WORK INSTRUCTIONS → Your task is to output the listing word for word, with pictures excluded.

::::

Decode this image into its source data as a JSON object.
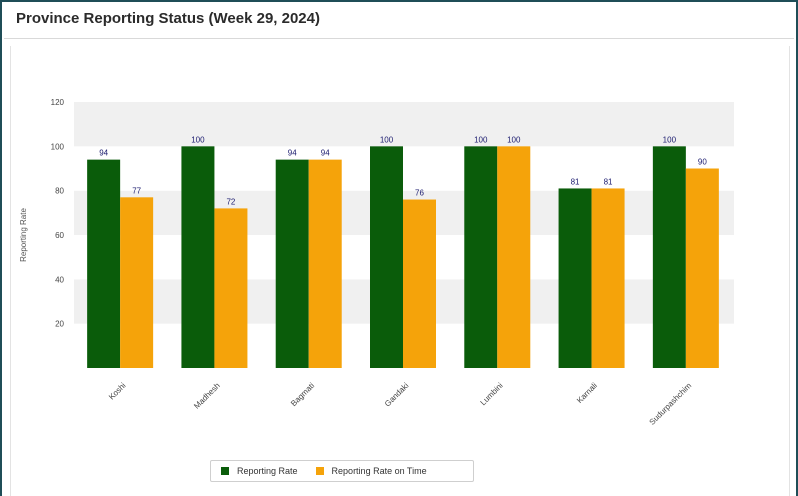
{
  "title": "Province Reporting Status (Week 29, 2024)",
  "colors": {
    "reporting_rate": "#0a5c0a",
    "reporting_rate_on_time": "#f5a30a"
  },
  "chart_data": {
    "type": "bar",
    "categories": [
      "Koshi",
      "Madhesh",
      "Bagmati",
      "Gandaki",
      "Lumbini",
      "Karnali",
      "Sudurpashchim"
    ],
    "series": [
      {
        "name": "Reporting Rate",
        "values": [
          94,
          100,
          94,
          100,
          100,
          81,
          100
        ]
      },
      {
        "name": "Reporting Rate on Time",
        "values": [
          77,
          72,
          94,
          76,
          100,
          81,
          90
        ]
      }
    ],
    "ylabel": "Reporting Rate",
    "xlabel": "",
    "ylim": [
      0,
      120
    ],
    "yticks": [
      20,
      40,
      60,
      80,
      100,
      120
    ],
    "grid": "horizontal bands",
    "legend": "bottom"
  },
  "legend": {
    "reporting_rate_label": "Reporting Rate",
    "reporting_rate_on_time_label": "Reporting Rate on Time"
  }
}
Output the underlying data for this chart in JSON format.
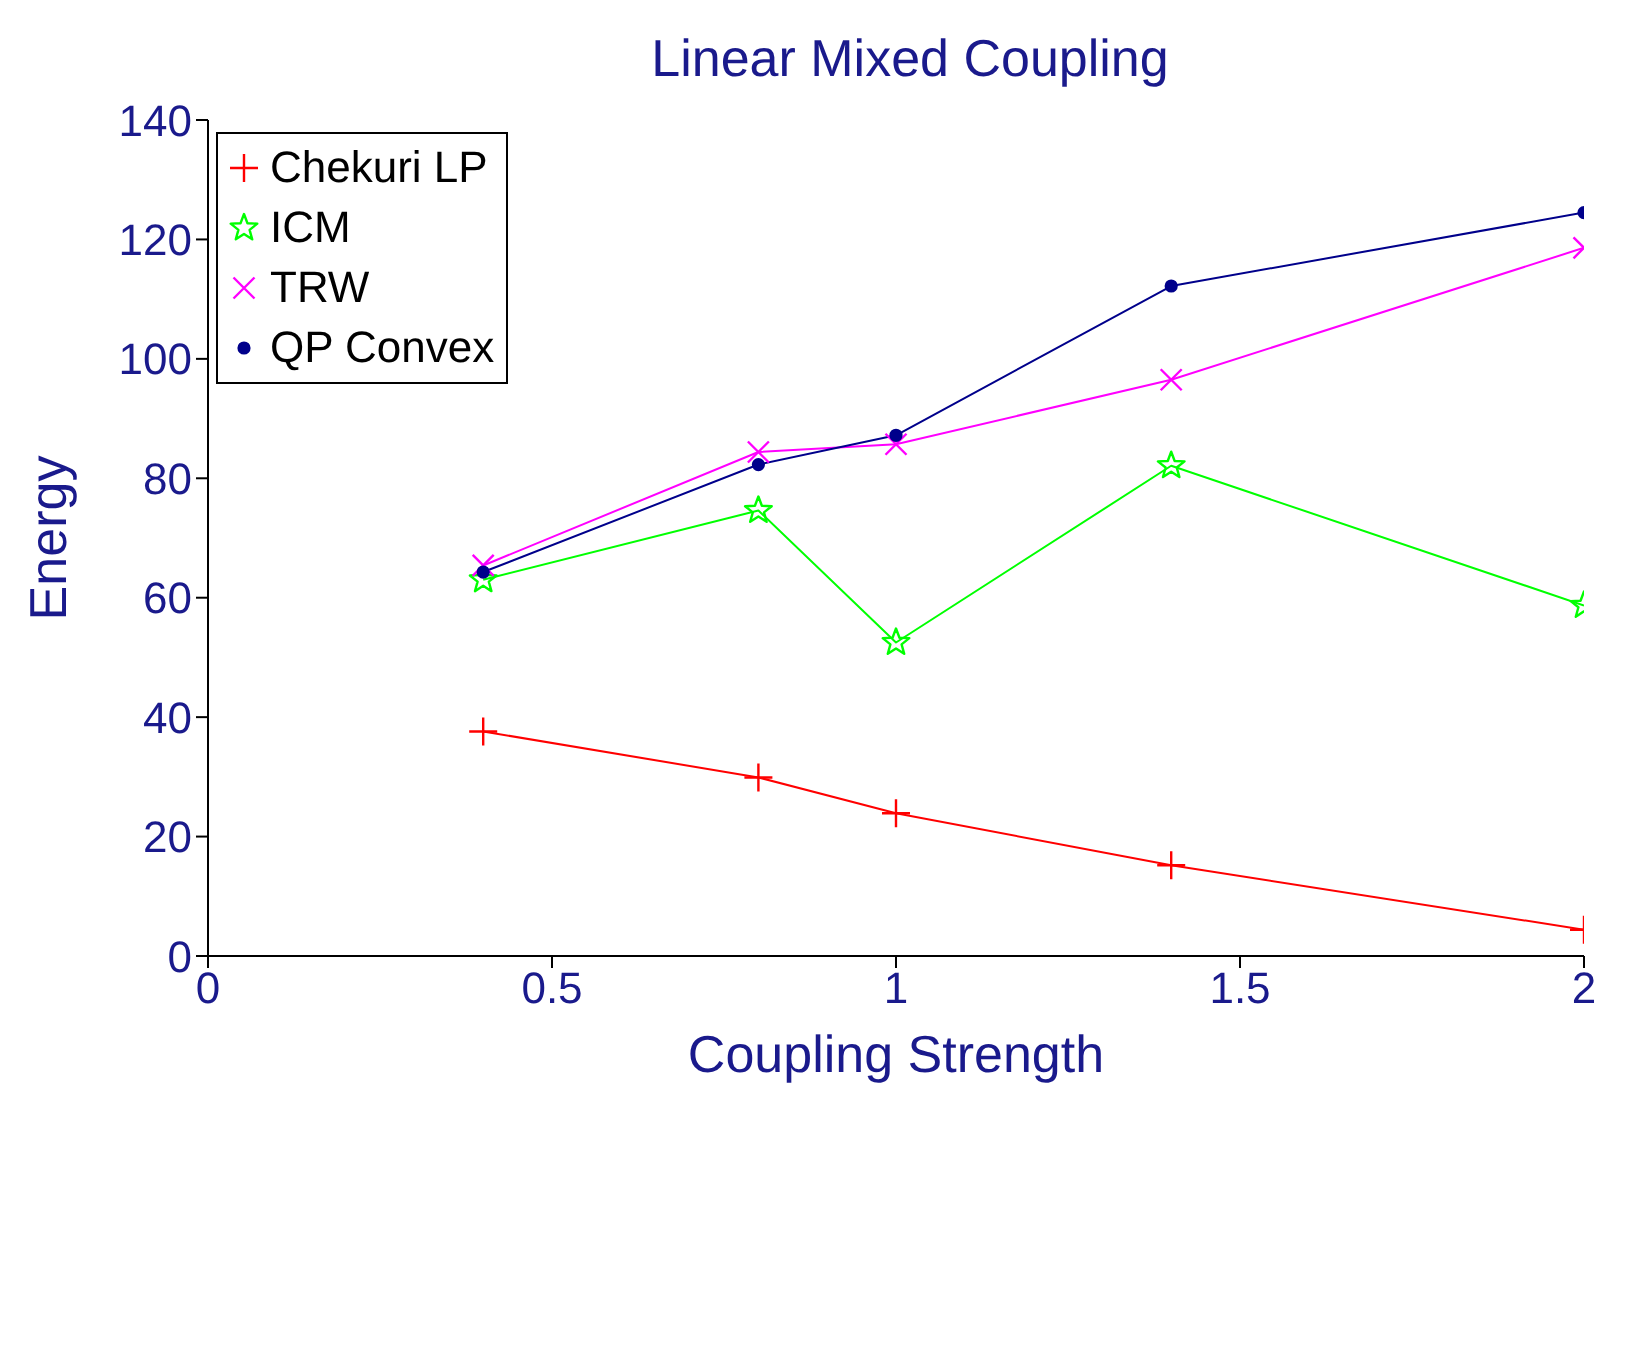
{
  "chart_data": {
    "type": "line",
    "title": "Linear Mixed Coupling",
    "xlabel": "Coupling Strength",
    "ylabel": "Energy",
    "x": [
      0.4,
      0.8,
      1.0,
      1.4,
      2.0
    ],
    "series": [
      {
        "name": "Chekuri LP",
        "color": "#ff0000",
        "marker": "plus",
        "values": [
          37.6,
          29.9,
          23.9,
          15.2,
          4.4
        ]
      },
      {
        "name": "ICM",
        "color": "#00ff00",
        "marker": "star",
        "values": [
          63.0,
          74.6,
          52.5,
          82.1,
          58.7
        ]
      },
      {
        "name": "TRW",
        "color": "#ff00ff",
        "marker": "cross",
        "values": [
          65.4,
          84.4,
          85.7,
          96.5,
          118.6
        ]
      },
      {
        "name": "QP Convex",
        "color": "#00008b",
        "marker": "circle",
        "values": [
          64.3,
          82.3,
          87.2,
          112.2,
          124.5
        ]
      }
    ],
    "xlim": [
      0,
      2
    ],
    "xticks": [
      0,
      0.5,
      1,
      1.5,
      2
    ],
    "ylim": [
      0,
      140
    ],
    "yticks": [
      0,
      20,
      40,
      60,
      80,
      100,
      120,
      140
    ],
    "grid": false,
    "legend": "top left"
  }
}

::::

ANSWER TO THIS TASK →
Decode this image into its source data as a JSON object.
{
  "title": "Province Reporting Status (Week 29, 2024)",
  "colors": {
    "reporting_rate": "#0a5c0a",
    "reporting_rate_on_time": "#f5a30a"
  },
  "chart_data": {
    "type": "bar",
    "categories": [
      "Koshi",
      "Madhesh",
      "Bagmati",
      "Gandaki",
      "Lumbini",
      "Karnali",
      "Sudurpashchim"
    ],
    "series": [
      {
        "name": "Reporting Rate",
        "values": [
          94,
          100,
          94,
          100,
          100,
          81,
          100
        ]
      },
      {
        "name": "Reporting Rate on Time",
        "values": [
          77,
          72,
          94,
          76,
          100,
          81,
          90
        ]
      }
    ],
    "ylabel": "Reporting Rate",
    "xlabel": "",
    "ylim": [
      0,
      120
    ],
    "yticks": [
      20,
      40,
      60,
      80,
      100,
      120
    ],
    "grid": "horizontal bands",
    "legend": "bottom"
  },
  "legend": {
    "reporting_rate_label": "Reporting Rate",
    "reporting_rate_on_time_label": "Reporting Rate on Time"
  }
}
Output the underlying data for this chart in JSON format.
{
  "chart_data": {
    "type": "line",
    "title": "Linear Mixed Coupling",
    "xlabel": "Coupling Strength",
    "ylabel": "Energy",
    "x": [
      0.4,
      0.8,
      1.0,
      1.4,
      2.0
    ],
    "series": [
      {
        "name": "Chekuri LP",
        "color": "#ff0000",
        "marker": "plus",
        "values": [
          37.6,
          29.9,
          23.9,
          15.2,
          4.4
        ]
      },
      {
        "name": "ICM",
        "color": "#00ff00",
        "marker": "star",
        "values": [
          63.0,
          74.6,
          52.5,
          82.1,
          58.7
        ]
      },
      {
        "name": "TRW",
        "color": "#ff00ff",
        "marker": "cross",
        "values": [
          65.4,
          84.4,
          85.7,
          96.5,
          118.6
        ]
      },
      {
        "name": "QP Convex",
        "color": "#00008b",
        "marker": "circle",
        "values": [
          64.3,
          82.3,
          87.2,
          112.2,
          124.5
        ]
      }
    ],
    "xlim": [
      0,
      2
    ],
    "xticks": [
      0,
      0.5,
      1,
      1.5,
      2
    ],
    "ylim": [
      0,
      140
    ],
    "yticks": [
      0,
      20,
      40,
      60,
      80,
      100,
      120,
      140
    ],
    "grid": false,
    "legend": "top left"
  }
}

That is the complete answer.